- _Problem_
Gather all lines with "wird" from the records.

- _Records supplied_
[Start]

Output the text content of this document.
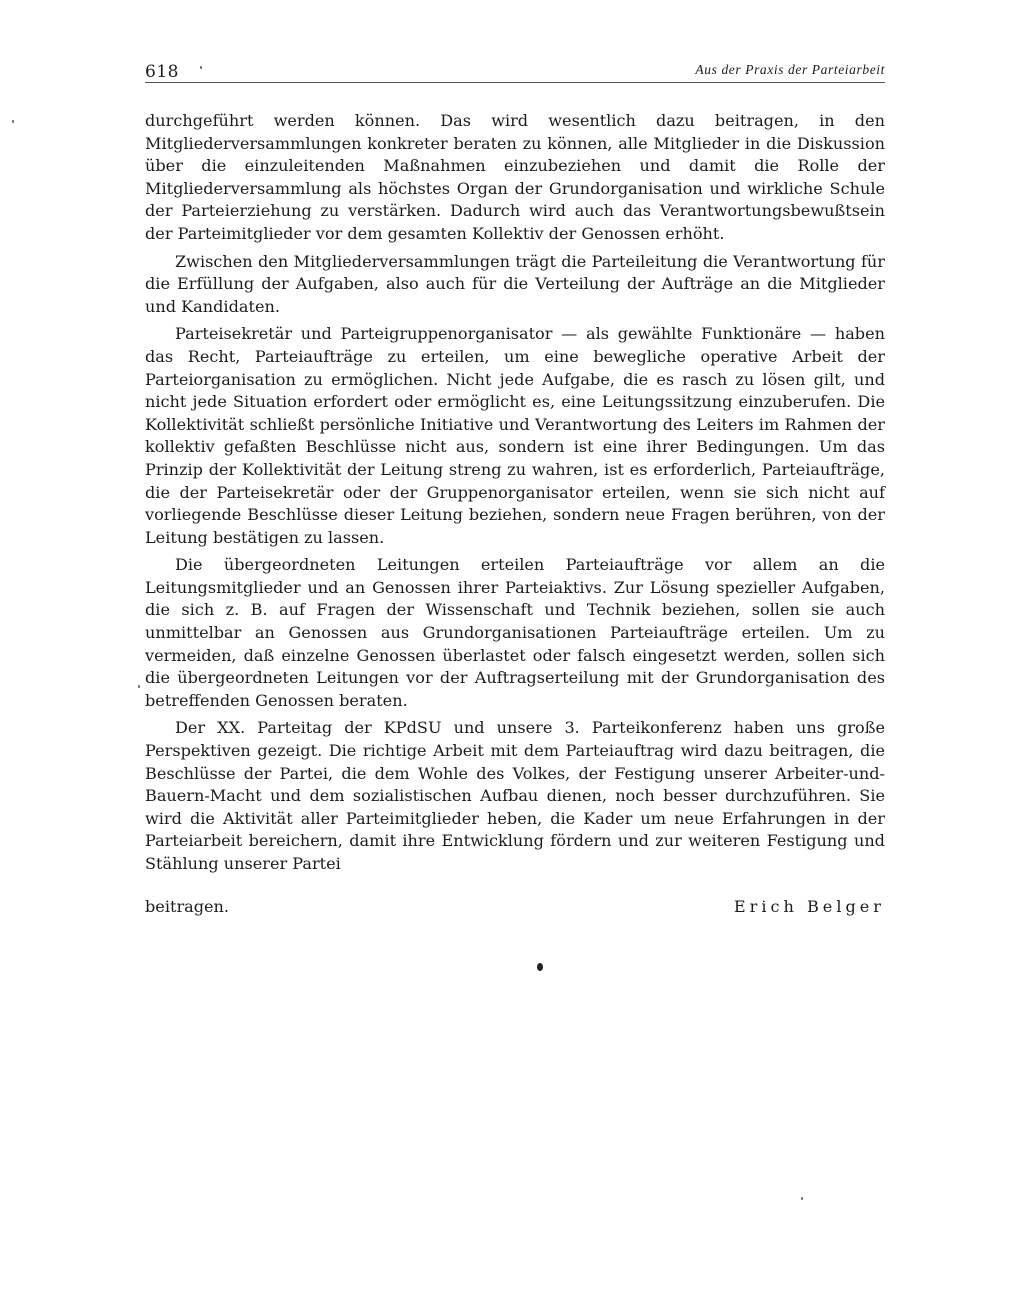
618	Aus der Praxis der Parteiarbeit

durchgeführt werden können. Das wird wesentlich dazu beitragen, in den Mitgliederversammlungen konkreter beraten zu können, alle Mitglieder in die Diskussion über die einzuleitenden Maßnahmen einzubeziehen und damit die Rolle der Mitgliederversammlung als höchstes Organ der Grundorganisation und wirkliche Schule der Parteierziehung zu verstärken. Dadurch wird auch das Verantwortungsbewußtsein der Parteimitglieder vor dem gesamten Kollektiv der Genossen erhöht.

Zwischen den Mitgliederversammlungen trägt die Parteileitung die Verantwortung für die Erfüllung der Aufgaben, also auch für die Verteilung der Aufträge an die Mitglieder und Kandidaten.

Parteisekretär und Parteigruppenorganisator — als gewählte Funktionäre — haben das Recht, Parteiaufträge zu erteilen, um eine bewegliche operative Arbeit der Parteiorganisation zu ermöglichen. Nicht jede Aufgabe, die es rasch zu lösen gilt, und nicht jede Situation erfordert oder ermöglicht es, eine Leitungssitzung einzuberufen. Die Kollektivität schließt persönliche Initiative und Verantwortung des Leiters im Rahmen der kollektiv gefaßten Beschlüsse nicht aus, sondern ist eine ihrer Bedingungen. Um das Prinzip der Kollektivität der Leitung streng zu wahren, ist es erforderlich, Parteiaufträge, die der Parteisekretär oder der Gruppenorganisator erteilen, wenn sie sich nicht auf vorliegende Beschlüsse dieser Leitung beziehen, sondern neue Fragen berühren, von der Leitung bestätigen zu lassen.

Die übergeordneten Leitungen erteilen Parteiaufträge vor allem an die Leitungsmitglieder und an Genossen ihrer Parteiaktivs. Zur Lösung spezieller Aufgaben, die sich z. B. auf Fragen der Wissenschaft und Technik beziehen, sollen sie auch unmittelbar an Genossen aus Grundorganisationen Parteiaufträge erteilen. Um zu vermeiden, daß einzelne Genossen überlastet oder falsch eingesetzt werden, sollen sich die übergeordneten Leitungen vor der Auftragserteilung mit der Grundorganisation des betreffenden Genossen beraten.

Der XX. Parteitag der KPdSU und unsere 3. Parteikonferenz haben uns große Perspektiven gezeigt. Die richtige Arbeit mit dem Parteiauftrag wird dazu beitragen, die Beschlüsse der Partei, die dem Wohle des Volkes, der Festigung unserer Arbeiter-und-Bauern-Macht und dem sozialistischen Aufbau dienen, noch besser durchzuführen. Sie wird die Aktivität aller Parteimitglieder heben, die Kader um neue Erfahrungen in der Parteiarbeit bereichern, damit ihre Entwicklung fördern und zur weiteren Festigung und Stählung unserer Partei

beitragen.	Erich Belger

[End]

- _Written solution_
durchgeführt werden können. Das wird wesentlich dazu beitragen, in den Mitgliederversammlungen konkreter beraten zu können, alle Mitglieder in die Diskussion über die einzuleitenden Maßnahmen einzubeziehen und damit die Rolle der Mitgliederversammlung als höchstes Organ der Grundorganisation und wirkliche Schule der Parteierziehung zu verstärken. Dadurch wird auch das Verantwortungsbewußtsein der Parteimitglieder vor dem gesamten Kollektiv der Genossen erhöht.
Der XX. Parteitag der KPdSU und unsere 3. Parteikonferenz haben uns große Perspektiven gezeigt. Die richtige Arbeit mit dem Parteiauftrag wird dazu beitragen, die Beschlüsse der Partei, die dem Wohle des Volkes, der Festigung unserer Arbeiter-und-Bauern-Macht und dem sozialistischen Aufbau dienen, noch besser durchzuführen. Sie wird die Aktivität aller Parteimitglieder heben, die Kader um neue Erfahrungen in der Parteiarbeit bereichern, damit ihre Entwicklung fördern und zur weiteren Festigung und Stählung unserer Partei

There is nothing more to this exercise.